### [GOAL]
Tally the lines containing the word "présentent" and give the total alone.

### [DATA SECTION]
┏━━

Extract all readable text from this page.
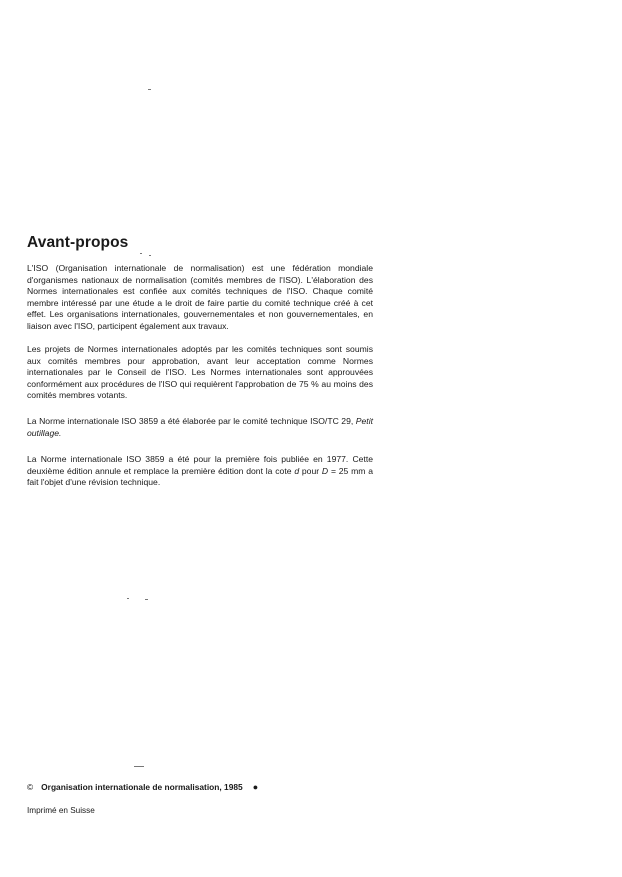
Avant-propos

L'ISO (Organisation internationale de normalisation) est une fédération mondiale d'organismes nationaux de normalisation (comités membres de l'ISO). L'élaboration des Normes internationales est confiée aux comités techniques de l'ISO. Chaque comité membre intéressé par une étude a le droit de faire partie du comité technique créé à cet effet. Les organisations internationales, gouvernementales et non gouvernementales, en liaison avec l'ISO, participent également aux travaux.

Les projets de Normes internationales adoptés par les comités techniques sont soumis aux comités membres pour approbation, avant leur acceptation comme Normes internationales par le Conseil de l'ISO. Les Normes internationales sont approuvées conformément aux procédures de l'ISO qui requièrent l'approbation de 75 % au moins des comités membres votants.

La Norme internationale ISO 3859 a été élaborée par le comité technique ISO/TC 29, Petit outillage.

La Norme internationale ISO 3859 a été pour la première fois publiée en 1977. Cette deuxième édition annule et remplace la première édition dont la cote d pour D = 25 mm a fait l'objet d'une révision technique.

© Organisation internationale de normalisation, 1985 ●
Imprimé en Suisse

┗━━
┏━━

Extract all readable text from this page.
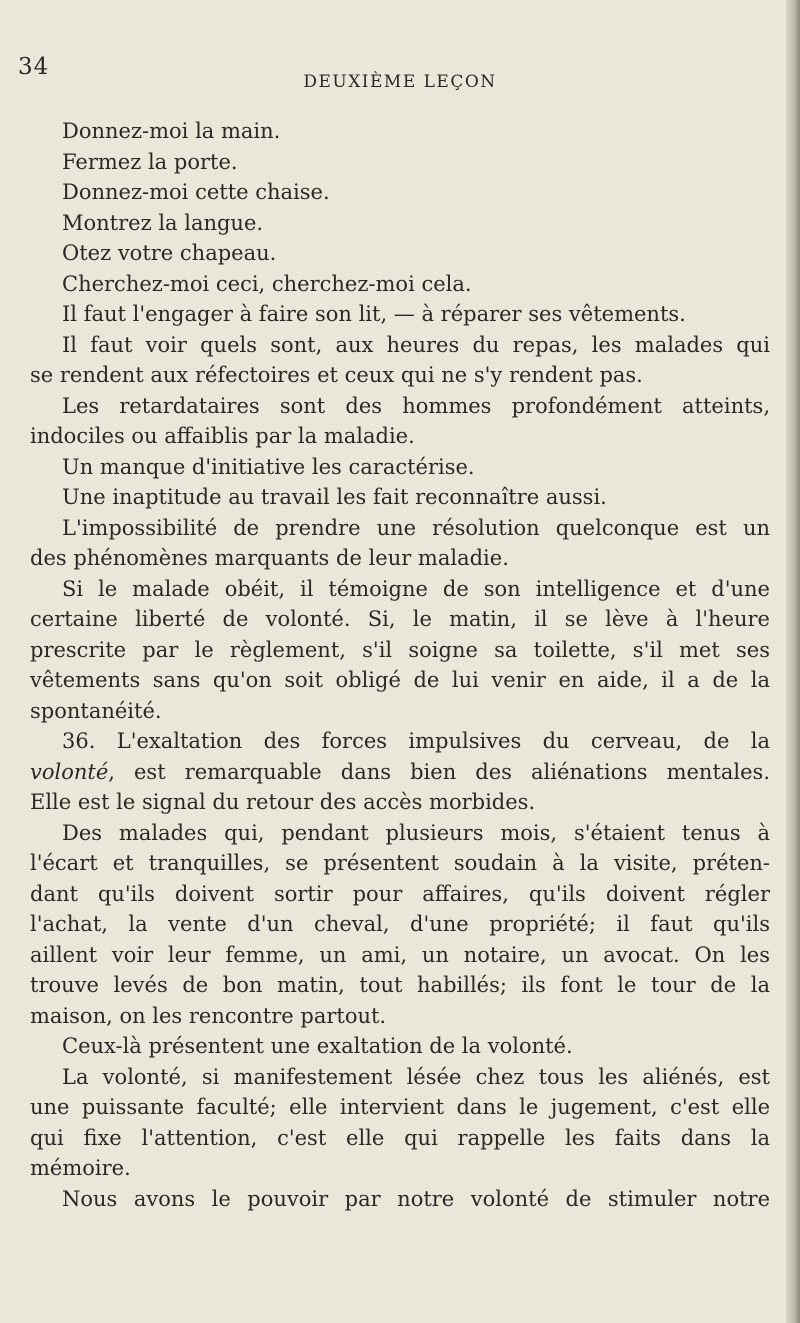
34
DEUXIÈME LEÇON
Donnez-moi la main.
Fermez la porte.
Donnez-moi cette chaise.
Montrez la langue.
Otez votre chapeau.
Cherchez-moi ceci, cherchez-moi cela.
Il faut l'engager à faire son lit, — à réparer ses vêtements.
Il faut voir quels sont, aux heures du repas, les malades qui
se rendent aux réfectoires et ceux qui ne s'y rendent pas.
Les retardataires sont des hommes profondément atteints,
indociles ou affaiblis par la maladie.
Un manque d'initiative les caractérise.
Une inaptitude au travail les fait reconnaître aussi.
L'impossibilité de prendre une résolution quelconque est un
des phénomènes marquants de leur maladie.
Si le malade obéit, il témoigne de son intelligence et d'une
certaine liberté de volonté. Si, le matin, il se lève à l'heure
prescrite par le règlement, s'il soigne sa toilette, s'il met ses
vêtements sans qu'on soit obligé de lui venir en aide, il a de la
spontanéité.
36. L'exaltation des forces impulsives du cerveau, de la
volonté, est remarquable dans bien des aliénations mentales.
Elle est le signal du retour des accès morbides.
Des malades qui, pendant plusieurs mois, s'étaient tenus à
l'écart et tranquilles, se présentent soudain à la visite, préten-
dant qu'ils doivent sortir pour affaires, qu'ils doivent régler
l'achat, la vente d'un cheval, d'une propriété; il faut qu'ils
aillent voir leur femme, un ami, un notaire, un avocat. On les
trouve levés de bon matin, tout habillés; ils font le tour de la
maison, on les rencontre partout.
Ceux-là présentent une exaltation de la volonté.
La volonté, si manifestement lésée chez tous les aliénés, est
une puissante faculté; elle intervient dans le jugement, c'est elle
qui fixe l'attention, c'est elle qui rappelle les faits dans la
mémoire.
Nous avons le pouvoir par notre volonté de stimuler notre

┗━━

### [SOLUTION TO THE EXERCISE]
2